** Start Quoted passage **

A lot of DDO bashing here (LotRo is not doing this described in the article BTW, unless it changed the last year), but I hear no one about EVE online and it's PLEX system. STo was mentioned as well, but all PWI games have this system (sadly). And how about GW2..?
Yes, buying in-game money legally using the publisher is HOT HOT HOT. A certain group of players fall for it (the NOW-generation), and I hope when too many MMOs do it it'll blow over like a lot of trends have done. It'll take time, but eventually we'll be playing normal again without too much pay2win *I hope*
We all seen this comming for well over 2 years now, and for those folks who plat lotro, remember when I told you that lotro would go free to play after ddo did. Well you are about to see something the same happen in lotro.
Pay to win, it has been on the horizon all the time and Turbine/WB been pushing hard to get folks to accept play to win items.
Just saying I am not surprised.
So in other words this is actually worse version of Blizzard RMAH, that everyone and their dog hated so much?
At least in D3 you could get some cash out of it too, here only Turbine gets it all, as I assume that you can't use those shards outside the game? Not to mention it's an MMO unlike D3 where you can solo 100% content(so there is zero influence on you whether someone buys gear for $ or not). Not that I care much about either, just note that in this case company is even more greedy then Blizzard.

** End Quoted passage **
** Start Supplied records **

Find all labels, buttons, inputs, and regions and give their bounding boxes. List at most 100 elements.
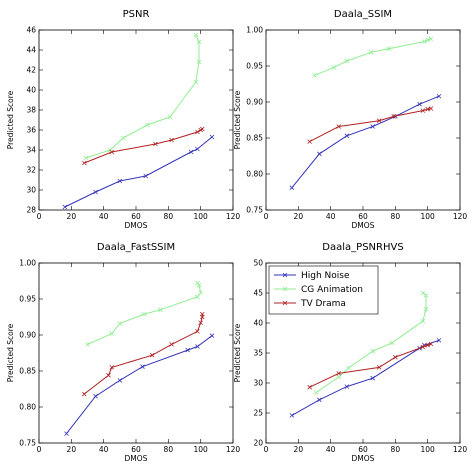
chart-panel-2: Daala_FastSSIM 0 20 40 60 80 100 120 0.75 0.80 0.8… — [6, 242, 240, 463]
data-point-marker — [389, 340, 395, 346]
data-point-marker — [198, 290, 203, 295]
legend-label: High Noise — [301, 271, 350, 281]
data-point-marker — [193, 79, 199, 85]
data-point-marker — [198, 320, 203, 326]
y-tick-label: 42 — [26, 66, 36, 75]
x-tick-label: 40 — [99, 445, 109, 454]
data-point-marker — [331, 65, 337, 70]
data-point-marker — [386, 46, 392, 52]
data-point-marker — [436, 338, 442, 343]
series-line-2 — [83, 314, 203, 395]
legend: High Noise CG Animation TV Drama — [268, 265, 379, 315]
series-line-0 — [291, 95, 440, 189]
y-tick-label: 20 — [253, 439, 263, 448]
legend-label: CG Animation — [301, 285, 363, 295]
series-line-0 — [291, 339, 440, 416]
data-point-marker — [120, 135, 126, 141]
data-point-marker — [393, 354, 398, 360]
data-point-marker — [109, 365, 115, 370]
data-point-marker — [193, 32, 199, 38]
y-tick-label: 50 — [253, 259, 263, 268]
series-line-2 — [309, 343, 432, 388]
data-point-marker — [85, 342, 90, 347]
x-tick-label: 0 — [264, 445, 269, 454]
data-point-marker — [195, 344, 200, 349]
y-tick-label: 45 — [253, 289, 263, 298]
x-tick-label: 80 — [391, 445, 401, 454]
data-point-marker — [167, 114, 173, 120]
data-point-marker — [109, 149, 115, 155]
data-point-marker — [209, 134, 215, 140]
data-point-marker — [157, 307, 163, 313]
y-tick-label: 0.80 — [19, 403, 36, 412]
x-tick-label: 60 — [131, 212, 141, 221]
data-point-marker — [195, 146, 200, 152]
legend-box — [268, 265, 379, 315]
x-tick-label: 40 — [326, 445, 336, 454]
data-point-marker — [153, 141, 158, 147]
y-tick-label: 35 — [253, 349, 263, 358]
data-point-marker — [117, 321, 123, 326]
x-axis-label: DMOS — [125, 454, 148, 463]
data-point-marker — [344, 58, 350, 64]
x-tick-label: 100 — [194, 445, 209, 454]
data-point-marker — [420, 344, 426, 350]
x-tick-label: 20 — [294, 212, 304, 221]
data-point-marker — [143, 173, 148, 179]
x-tick-label: 40 — [99, 212, 109, 221]
x-tick-label: 0 — [37, 212, 42, 221]
axes-frame — [38, 262, 234, 444]
chart-panel-0: PSNR 0 20 40 60 80 100 120 28 30 32 34 36 38 40 42 44 46 D… — [6, 9, 240, 230]
x-tick-label: 40 — [326, 212, 336, 221]
y-axis-label: Predicted Score — [233, 90, 242, 149]
y-tick-label: 0.75 — [246, 206, 263, 215]
data-point-marker — [317, 151, 322, 157]
data-point-marker — [289, 185, 295, 190]
y-tick-label: 0.85 — [246, 134, 263, 143]
y-tick-label: 40 — [253, 319, 263, 328]
y-tick-label: 32 — [26, 166, 36, 175]
axes-frame — [265, 262, 461, 444]
x-tick-label: 80 — [164, 212, 174, 221]
data-point-marker — [117, 178, 123, 184]
data-point-marker — [336, 371, 342, 376]
data-point-marker — [141, 311, 147, 317]
data-point-marker — [195, 329, 200, 334]
series-line-2 — [309, 108, 432, 143]
y-tick-label: 25 — [253, 409, 263, 418]
chart-title: Daala_SSIM — [334, 9, 392, 20]
data-point-marker — [428, 36, 434, 41]
data-point-marker — [209, 333, 215, 339]
data-point-marker — [376, 365, 382, 370]
data-point-marker — [169, 137, 174, 143]
data-point-marker — [336, 124, 342, 129]
data-point-marker — [420, 318, 426, 324]
data-point-marker — [370, 375, 375, 381]
data-point-marker — [423, 306, 429, 312]
y-axis-label: Predicted Score — [233, 323, 242, 382]
x-axis-label: DMOS — [352, 221, 375, 230]
data-point-marker — [93, 393, 98, 399]
data-point-marker — [117, 378, 123, 383]
x-tick-label: 20 — [67, 212, 77, 221]
data-point-marker — [313, 390, 319, 395]
x-tick-label: 0 — [264, 212, 269, 221]
chart-title: Daala_PSNRHVS — [322, 242, 403, 253]
y-tick-label: 0.95 — [246, 62, 263, 71]
data-point-marker — [106, 373, 111, 378]
data-point-marker — [420, 290, 426, 296]
legend-marker — [282, 272, 288, 278]
legend-marker — [282, 300, 288, 306]
data-point-marker — [368, 50, 374, 55]
data-point-marker — [420, 108, 426, 113]
y-tick-label: 28 — [26, 206, 36, 215]
data-point-marker — [195, 129, 200, 135]
x-tick-label: 80 — [164, 445, 174, 454]
data-point-marker — [200, 311, 205, 317]
data-point-marker — [109, 331, 115, 336]
data-point-marker — [64, 431, 69, 436]
series-line-0 — [66, 335, 213, 434]
y-tick-label: 38 — [26, 106, 36, 115]
x-tick-label: 20 — [294, 445, 304, 454]
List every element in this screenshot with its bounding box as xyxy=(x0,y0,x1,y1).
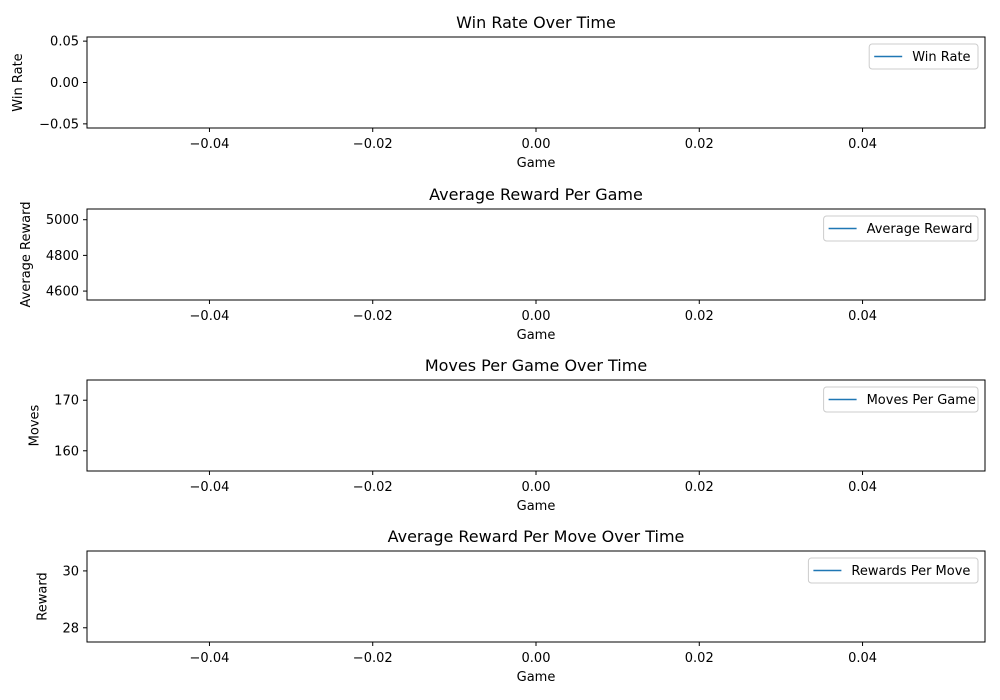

** End Supplied records **

» **Complete the following**:
**A)** From the comments on pay-to-win in online games, output the part that opens with the words containing "A lot of DDO" and closes with "how about GW2..?", copied word for word.
**B)** In the rows, take the part that opens with the line containing "chart-panel-2: Daala_FastSSIM 0" and closes with the line containing "data-point-marker — [109, 365, 115, 370]". Swap "legend-label" for "legend-text" and give back only those lines, with nothing else changed.

» **Worked solutions**:
**A)**
A lot of DDO bashing here (LotRo is not doing this described in the article BTW, unless it changed the last year), but I hear no one about EVE online and it's PLEX system. STo was mentioned as well, but all PWI games have this system (sadly). And how about GW2..?

**B)**
chart-panel-2: Daala_FastSSIM 0 20 40 60 80 100 120 0.75 0.80 0.8… — [6, 242, 240, 463]
data-point-marker — [389, 340, 395, 346]
data-point-marker — [198, 290, 203, 295]
legend-text: High Noise — [301, 271, 350, 281]
data-point-marker — [193, 79, 199, 85]
data-point-marker — [198, 320, 203, 326]
y-tick-label: 42 — [26, 66, 36, 75]
x-tick-label: 40 — [99, 445, 109, 454]
data-point-marker — [331, 65, 337, 70]
data-point-marker — [386, 46, 392, 52]
data-point-marker — [436, 338, 442, 343]
series-line-2 — [83, 314, 203, 395]
legend: High Noise CG Animation TV Drama — [268, 265, 379, 315]
series-line-0 — [291, 95, 440, 189]
y-tick-label: 20 — [253, 439, 263, 448]
legend-text: CG Animation — [301, 285, 363, 295]
series-line-0 — [291, 339, 440, 416]
data-point-marker — [120, 135, 126, 141]
data-point-marker — [393, 354, 398, 360]
data-point-marker — [109, 365, 115, 370]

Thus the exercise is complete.